→ **Exercise brief**:
Pick out each line below containing "true".
+---+
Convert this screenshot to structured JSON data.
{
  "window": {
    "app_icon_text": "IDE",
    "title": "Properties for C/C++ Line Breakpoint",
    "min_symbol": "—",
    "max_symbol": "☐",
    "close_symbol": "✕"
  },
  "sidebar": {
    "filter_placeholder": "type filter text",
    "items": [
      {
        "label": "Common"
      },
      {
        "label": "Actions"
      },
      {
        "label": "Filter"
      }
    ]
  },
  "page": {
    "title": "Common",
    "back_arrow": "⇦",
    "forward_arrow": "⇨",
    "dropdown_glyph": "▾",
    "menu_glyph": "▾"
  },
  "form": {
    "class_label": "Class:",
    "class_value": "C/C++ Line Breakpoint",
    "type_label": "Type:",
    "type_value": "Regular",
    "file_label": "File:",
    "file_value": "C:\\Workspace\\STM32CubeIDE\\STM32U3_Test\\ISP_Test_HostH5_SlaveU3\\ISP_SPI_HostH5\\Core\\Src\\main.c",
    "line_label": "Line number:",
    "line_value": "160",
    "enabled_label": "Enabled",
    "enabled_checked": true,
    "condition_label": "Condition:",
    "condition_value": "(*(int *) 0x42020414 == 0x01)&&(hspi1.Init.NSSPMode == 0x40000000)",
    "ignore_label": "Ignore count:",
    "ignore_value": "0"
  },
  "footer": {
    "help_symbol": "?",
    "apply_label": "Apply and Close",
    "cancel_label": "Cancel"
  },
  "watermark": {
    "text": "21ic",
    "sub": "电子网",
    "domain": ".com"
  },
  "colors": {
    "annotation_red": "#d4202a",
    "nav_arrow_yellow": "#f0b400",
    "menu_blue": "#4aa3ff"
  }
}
+---+
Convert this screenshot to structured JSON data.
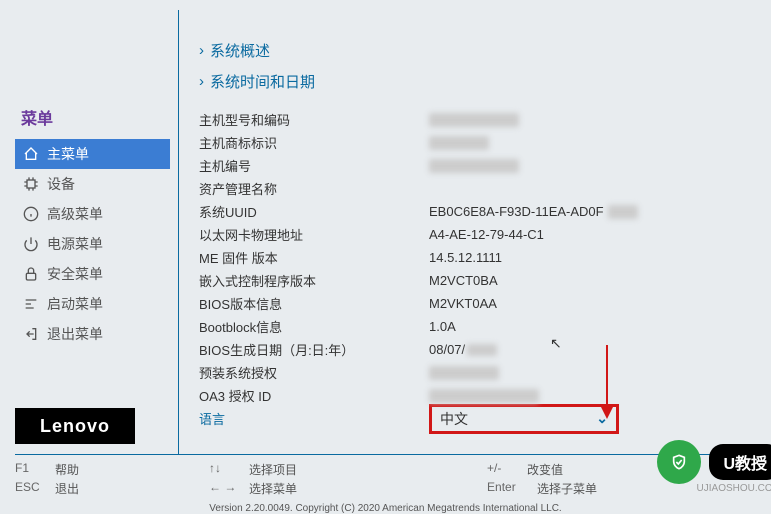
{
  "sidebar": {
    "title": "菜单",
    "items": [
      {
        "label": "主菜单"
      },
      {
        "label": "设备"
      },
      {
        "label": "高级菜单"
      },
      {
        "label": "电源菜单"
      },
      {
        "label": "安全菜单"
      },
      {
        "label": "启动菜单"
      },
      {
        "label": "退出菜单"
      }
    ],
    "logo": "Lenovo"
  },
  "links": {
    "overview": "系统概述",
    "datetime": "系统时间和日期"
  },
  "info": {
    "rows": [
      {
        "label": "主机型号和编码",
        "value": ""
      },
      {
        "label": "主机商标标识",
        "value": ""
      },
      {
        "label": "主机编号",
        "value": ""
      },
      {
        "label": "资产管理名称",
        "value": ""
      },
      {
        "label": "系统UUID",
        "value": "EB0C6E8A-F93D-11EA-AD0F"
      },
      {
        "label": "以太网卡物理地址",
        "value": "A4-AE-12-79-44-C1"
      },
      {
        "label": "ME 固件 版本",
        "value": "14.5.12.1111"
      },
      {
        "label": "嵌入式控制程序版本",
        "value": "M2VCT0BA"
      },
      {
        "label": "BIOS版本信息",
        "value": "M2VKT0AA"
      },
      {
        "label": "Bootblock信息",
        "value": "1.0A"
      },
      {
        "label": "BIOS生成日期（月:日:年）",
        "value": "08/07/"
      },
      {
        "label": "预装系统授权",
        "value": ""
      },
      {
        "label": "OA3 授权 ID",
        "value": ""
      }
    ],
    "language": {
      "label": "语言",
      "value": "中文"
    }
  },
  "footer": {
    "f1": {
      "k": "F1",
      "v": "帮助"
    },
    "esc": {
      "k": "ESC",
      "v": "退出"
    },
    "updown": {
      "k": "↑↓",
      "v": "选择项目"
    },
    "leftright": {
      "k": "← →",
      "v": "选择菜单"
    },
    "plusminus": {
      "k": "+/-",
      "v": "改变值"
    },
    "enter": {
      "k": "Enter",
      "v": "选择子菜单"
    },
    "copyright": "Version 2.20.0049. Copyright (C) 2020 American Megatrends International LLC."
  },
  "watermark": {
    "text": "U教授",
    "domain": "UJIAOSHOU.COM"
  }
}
+---+
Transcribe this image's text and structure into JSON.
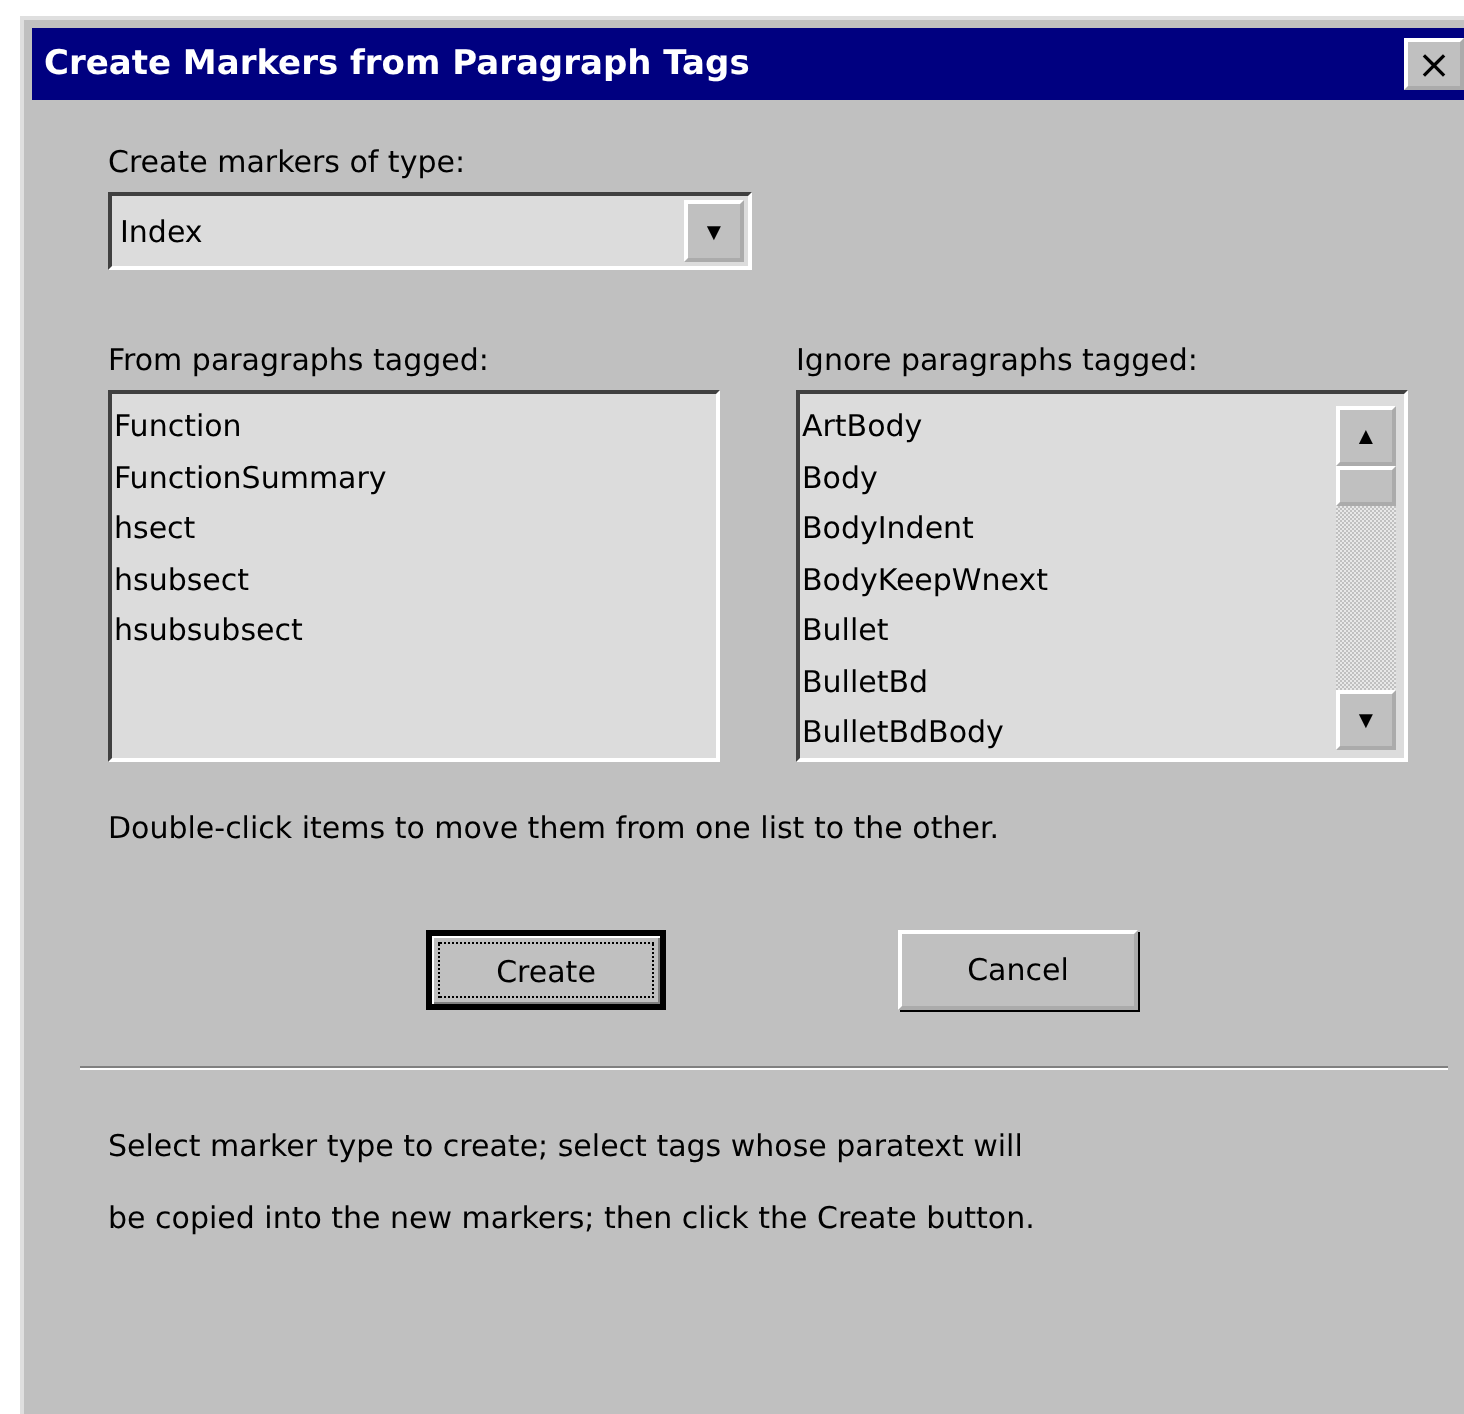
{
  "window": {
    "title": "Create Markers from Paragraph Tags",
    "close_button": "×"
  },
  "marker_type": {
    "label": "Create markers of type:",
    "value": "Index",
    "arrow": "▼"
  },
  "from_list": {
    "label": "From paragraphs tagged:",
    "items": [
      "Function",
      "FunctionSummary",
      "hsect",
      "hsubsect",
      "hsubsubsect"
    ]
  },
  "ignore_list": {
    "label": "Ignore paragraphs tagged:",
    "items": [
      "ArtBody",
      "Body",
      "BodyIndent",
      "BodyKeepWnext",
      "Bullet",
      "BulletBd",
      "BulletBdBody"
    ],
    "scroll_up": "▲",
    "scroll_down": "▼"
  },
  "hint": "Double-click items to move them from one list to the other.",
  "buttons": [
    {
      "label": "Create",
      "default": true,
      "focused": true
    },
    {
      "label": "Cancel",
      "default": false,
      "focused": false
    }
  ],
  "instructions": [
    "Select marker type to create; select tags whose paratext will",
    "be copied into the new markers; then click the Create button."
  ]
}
+---+
→ **Reply to the task**:
    "enabled_checked": true,
      "default": true,
      "focused": true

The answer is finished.